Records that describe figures

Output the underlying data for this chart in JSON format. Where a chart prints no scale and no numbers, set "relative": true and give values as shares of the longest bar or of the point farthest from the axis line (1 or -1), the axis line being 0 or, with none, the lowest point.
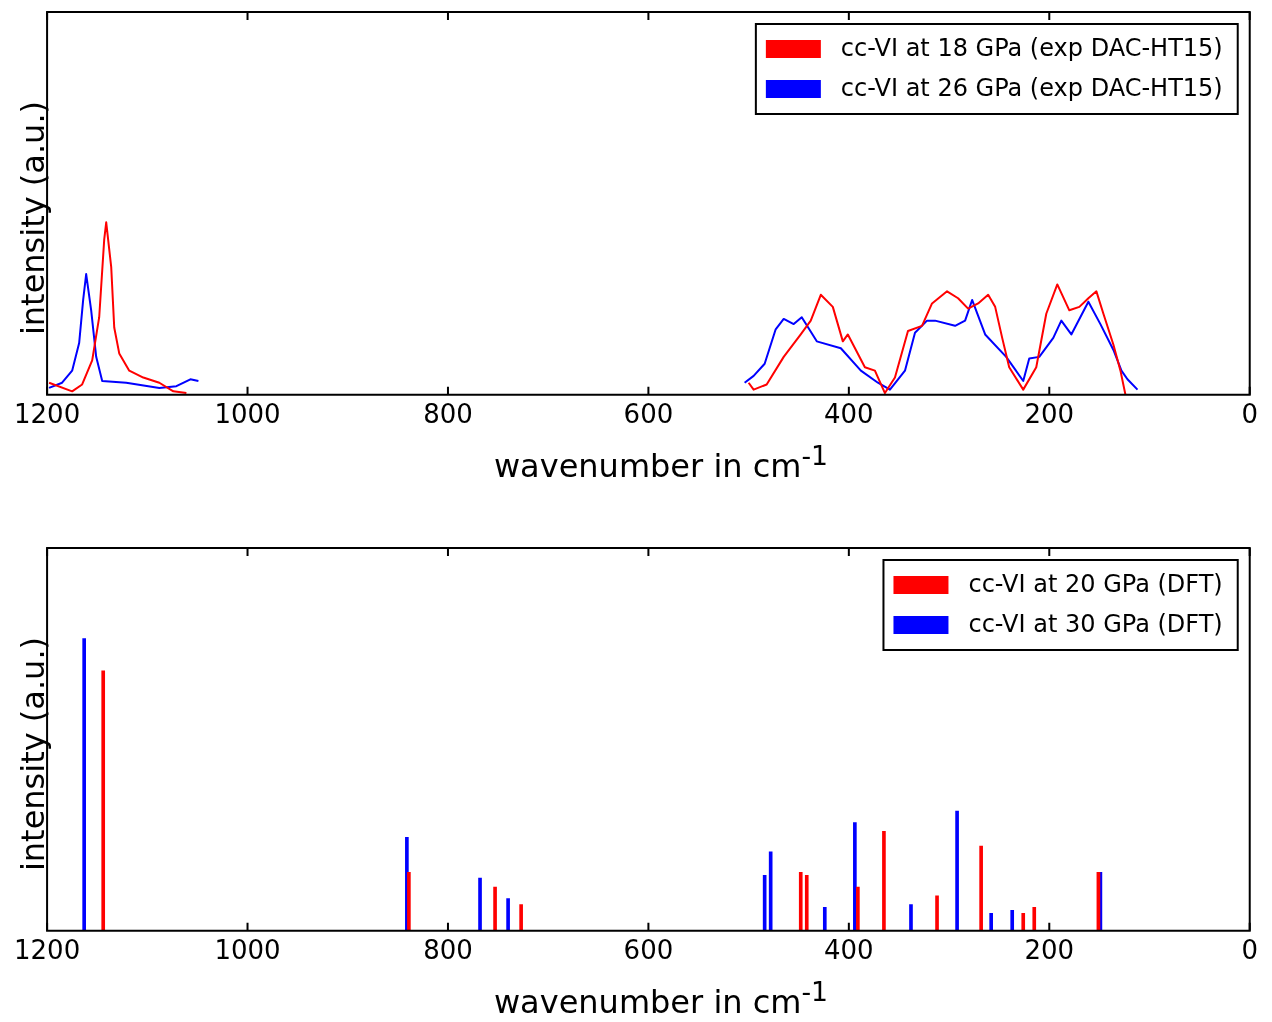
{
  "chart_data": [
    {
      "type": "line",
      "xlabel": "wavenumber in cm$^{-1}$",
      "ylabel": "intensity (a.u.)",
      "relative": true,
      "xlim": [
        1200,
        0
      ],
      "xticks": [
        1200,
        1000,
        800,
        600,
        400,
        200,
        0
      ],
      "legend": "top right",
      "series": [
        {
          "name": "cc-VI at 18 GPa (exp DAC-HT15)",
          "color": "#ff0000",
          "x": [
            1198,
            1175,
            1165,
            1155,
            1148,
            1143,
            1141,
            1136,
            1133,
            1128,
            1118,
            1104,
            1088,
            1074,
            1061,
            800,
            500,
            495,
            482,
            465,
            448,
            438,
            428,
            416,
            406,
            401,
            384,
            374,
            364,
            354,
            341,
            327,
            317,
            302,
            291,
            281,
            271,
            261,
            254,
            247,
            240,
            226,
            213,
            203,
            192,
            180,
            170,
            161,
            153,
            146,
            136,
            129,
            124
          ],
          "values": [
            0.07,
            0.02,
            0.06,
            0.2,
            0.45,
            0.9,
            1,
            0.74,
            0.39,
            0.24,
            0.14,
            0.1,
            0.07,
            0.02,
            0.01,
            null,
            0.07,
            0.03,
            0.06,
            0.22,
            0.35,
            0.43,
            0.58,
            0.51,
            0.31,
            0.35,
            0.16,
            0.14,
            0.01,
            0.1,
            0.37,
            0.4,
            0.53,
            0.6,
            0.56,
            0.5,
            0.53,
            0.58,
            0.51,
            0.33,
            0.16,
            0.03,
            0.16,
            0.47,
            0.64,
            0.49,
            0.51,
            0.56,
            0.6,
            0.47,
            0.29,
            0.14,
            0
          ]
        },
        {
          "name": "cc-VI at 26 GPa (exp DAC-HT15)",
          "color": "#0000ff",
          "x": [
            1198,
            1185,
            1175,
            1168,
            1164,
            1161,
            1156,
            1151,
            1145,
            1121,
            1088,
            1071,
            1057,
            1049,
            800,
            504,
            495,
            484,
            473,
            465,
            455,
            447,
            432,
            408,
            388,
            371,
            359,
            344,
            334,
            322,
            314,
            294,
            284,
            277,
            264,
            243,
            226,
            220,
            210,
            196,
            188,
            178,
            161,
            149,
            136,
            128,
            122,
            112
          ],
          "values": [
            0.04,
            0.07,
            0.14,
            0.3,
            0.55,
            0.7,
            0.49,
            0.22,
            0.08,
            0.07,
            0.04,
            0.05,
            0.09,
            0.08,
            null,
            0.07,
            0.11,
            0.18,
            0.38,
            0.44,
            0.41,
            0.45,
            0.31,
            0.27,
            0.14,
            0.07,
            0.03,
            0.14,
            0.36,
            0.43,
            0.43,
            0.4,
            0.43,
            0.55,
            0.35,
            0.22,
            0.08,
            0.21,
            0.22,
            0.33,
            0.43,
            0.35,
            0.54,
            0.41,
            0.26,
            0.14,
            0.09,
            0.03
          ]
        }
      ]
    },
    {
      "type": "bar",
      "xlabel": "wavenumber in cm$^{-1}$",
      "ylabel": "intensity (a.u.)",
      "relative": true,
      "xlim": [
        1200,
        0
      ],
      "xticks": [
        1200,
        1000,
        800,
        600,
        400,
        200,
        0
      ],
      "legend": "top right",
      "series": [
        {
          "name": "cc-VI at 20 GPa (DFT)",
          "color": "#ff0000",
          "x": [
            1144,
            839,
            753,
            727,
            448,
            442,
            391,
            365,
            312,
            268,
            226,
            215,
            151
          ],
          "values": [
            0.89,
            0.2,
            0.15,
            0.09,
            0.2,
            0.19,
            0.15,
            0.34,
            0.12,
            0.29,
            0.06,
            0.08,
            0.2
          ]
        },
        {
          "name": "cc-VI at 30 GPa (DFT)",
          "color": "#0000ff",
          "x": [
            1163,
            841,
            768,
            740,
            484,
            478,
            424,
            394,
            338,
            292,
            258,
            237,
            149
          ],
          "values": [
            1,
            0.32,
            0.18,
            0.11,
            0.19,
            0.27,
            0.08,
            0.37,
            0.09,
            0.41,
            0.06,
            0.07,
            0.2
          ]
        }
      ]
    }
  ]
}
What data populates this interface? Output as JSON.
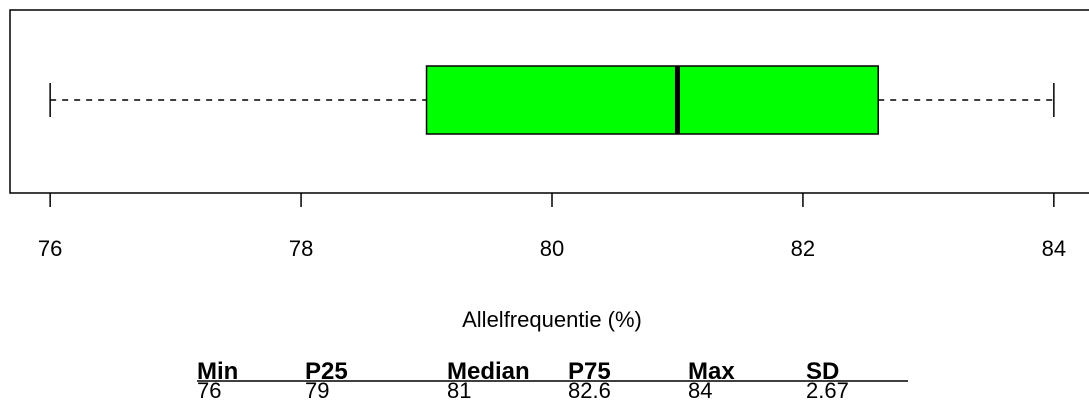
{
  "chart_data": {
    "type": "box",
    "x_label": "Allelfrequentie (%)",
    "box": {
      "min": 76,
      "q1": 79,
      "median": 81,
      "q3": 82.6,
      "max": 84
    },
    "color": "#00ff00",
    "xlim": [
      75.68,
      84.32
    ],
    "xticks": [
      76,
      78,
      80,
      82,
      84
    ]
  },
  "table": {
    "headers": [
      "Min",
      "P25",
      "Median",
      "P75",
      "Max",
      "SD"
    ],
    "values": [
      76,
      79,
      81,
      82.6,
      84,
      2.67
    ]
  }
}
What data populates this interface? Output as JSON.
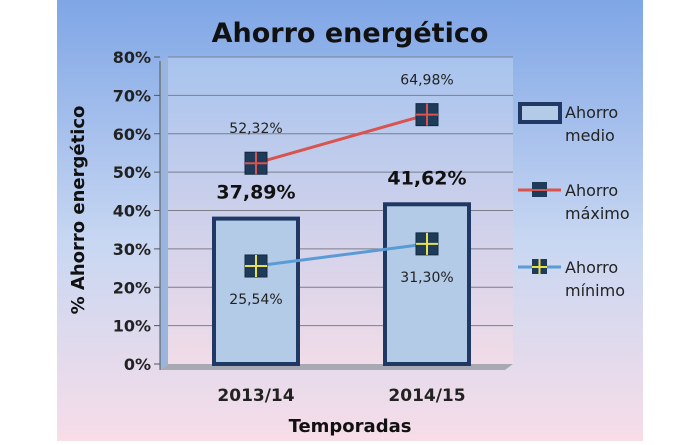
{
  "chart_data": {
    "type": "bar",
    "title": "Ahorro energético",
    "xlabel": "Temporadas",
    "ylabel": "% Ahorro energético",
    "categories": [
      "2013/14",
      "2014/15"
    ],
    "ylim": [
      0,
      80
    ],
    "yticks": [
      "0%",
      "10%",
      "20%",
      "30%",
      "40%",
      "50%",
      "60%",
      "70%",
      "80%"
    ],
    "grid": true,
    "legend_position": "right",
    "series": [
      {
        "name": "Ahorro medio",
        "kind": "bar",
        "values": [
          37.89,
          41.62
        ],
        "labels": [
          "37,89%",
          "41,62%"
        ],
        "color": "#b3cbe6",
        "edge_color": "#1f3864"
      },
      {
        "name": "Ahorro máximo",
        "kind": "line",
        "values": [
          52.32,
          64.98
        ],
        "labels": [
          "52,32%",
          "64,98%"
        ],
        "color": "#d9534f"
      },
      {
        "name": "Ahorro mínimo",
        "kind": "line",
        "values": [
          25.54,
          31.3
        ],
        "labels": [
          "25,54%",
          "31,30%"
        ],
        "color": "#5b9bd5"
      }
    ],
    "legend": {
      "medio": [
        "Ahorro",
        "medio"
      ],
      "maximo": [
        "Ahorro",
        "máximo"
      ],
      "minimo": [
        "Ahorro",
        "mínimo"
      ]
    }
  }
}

● **Your task**: Write out every line above exactly as it is, leaving out the pictures.

● **Written solution**:
Output the underlying data for this chart in JSON format. Where a chart prints no scale and no numbers, set "relative": true and give values as shares of the longest bar or of the point farthest from the axis line (1 or -1), the axis line being 0 or, with none, the lowest point.
{
  "chart_data": [
    {
      "type": "line",
      "xlabel": "wavenumber in cm$^{-1}$",
      "ylabel": "intensity (a.u.)",
      "relative": true,
      "xlim": [
        1200,
        0
      ],
      "xticks": [
        1200,
        1000,
        800,
        600,
        400,
        200,
        0
      ],
      "legend": "top right",
      "series": [
        {
          "name": "cc-VI at 18 GPa (exp DAC-HT15)",
          "color": "#ff0000",
          "x": [
            1198,
            1175,
            1165,
            1155,
            1148,
            1143,
            1141,
            1136,
            1133,
            1128,
            1118,
            1104,
            1088,
            1074,
            1061,
            800,
            500,
            495,
            482,
            465,
            448,
            438,
            428,
            416,
            406,
            401,
            384,
            374,
            364,
            354,
            341,
            327,
            317,
            302,
            291,
            281,
            271,
            261,
            254,
            247,
            240,
            226,
            213,
            203,
            192,
            180,
            170,
            161,
            153,
            146,
            136,
            129,
            124
          ],
          "values": [
            0.07,
            0.02,
            0.06,
            0.2,
            0.45,
            0.9,
            1,
            0.74,
            0.39,
            0.24,
            0.14,
            0.1,
            0.07,
            0.02,
            0.01,
            null,
            0.07,
            0.03,
            0.06,
            0.22,
            0.35,
            0.43,
            0.58,
            0.51,
            0.31,
            0.35,
            0.16,
            0.14,
            0.01,
            0.1,
            0.37,
            0.4,
            0.53,
            0.6,
            0.56,
            0.5,
            0.53,
            0.58,
            0.51,
            0.33,
            0.16,
            0.03,
            0.16,
            0.47,
            0.64,
            0.49,
            0.51,
            0.56,
            0.6,
            0.47,
            0.29,
            0.14,
            0
          ]
        },
        {
          "name": "cc-VI at 26 GPa (exp DAC-HT15)",
          "color": "#0000ff",
          "x": [
            1198,
            1185,
            1175,
            1168,
            1164,
            1161,
            1156,
            1151,
            1145,
            1121,
            1088,
            1071,
            1057,
            1049,
            800,
            504,
            495,
            484,
            473,
            465,
            455,
            447,
            432,
            408,
            388,
            371,
            359,
            344,
            334,
            322,
            314,
            294,
            284,
            277,
            264,
            243,
            226,
            220,
            210,
            196,
            188,
            178,
            161,
            149,
            136,
            128,
            122,
            112
          ],
          "values": [
            0.04,
            0.07,
            0.14,
            0.3,
            0.55,
            0.7,
            0.49,
            0.22,
            0.08,
            0.07,
            0.04,
            0.05,
            0.09,
            0.08,
            null,
            0.07,
            0.11,
            0.18,
            0.38,
            0.44,
            0.41,
            0.45,
            0.31,
            0.27,
            0.14,
            0.07,
            0.03,
            0.14,
            0.36,
            0.43,
            0.43,
            0.4,
            0.43,
            0.55,
            0.35,
            0.22,
            0.08,
            0.21,
            0.22,
            0.33,
            0.43,
            0.35,
            0.54,
            0.41,
            0.26,
            0.14,
            0.09,
            0.03
          ]
        }
      ]
    },
    {
      "type": "bar",
      "xlabel": "wavenumber in cm$^{-1}$",
      "ylabel": "intensity (a.u.)",
      "relative": true,
      "xlim": [
        1200,
        0
      ],
      "xticks": [
        1200,
        1000,
        800,
        600,
        400,
        200,
        0
      ],
      "legend": "top right",
      "series": [
        {
          "name": "cc-VI at 20 GPa (DFT)",
          "color": "#ff0000",
          "x": [
            1144,
            839,
            753,
            727,
            448,
            442,
            391,
            365,
            312,
            268,
            226,
            215,
            151
          ],
          "values": [
            0.89,
            0.2,
            0.15,
            0.09,
            0.2,
            0.19,
            0.15,
            0.34,
            0.12,
            0.29,
            0.06,
            0.08,
            0.2
          ]
        },
        {
          "name": "cc-VI at 30 GPa (DFT)",
          "color": "#0000ff",
          "x": [
            1163,
            841,
            768,
            740,
            484,
            478,
            424,
            394,
            338,
            292,
            258,
            237,
            149
          ],
          "values": [
            1,
            0.32,
            0.18,
            0.11,
            0.19,
            0.27,
            0.08,
            0.37,
            0.09,
            0.41,
            0.06,
            0.07,
            0.2
          ]
        }
      ]
    }
  ]
}
What data populates this interface? Output as JSON.
{
  "chart_data": {
    "type": "box",
    "x_label": "Allelfrequentie (%)",
    "box": {
      "min": 76,
      "q1": 79,
      "median": 81,
      "q3": 82.6,
      "max": 84
    },
    "color": "#00ff00",
    "xlim": [
      75.68,
      84.32
    ],
    "xticks": [
      76,
      78,
      80,
      82,
      84
    ]
  },
  "table": {
    "headers": [
      "Min",
      "P25",
      "Median",
      "P75",
      "Max",
      "SD"
    ],
    "values": [
      76,
      79,
      81,
      82.6,
      84,
      2.67
    ]
  }
}
What data populates this interface? Output as JSON.
{
  "chart_data": {
    "type": "bar",
    "title": "Ahorro energético",
    "xlabel": "Temporadas",
    "ylabel": "% Ahorro energético",
    "categories": [
      "2013/14",
      "2014/15"
    ],
    "ylim": [
      0,
      80
    ],
    "yticks": [
      "0%",
      "10%",
      "20%",
      "30%",
      "40%",
      "50%",
      "60%",
      "70%",
      "80%"
    ],
    "grid": true,
    "legend_position": "right",
    "series": [
      {
        "name": "Ahorro medio",
        "kind": "bar",
        "values": [
          37.89,
          41.62
        ],
        "labels": [
          "37,89%",
          "41,62%"
        ],
        "color": "#b3cbe6",
        "edge_color": "#1f3864"
      },
      {
        "name": "Ahorro máximo",
        "kind": "line",
        "values": [
          52.32,
          64.98
        ],
        "labels": [
          "52,32%",
          "64,98%"
        ],
        "color": "#d9534f"
      },
      {
        "name": "Ahorro mínimo",
        "kind": "line",
        "values": [
          25.54,
          31.3
        ],
        "labels": [
          "25,54%",
          "31,30%"
        ],
        "color": "#5b9bd5"
      }
    ],
    "legend": {
      "medio": [
        "Ahorro",
        "medio"
      ],
      "maximo": [
        "Ahorro",
        "máximo"
      ],
      "minimo": [
        "Ahorro",
        "mínimo"
      ]
    }
  }
}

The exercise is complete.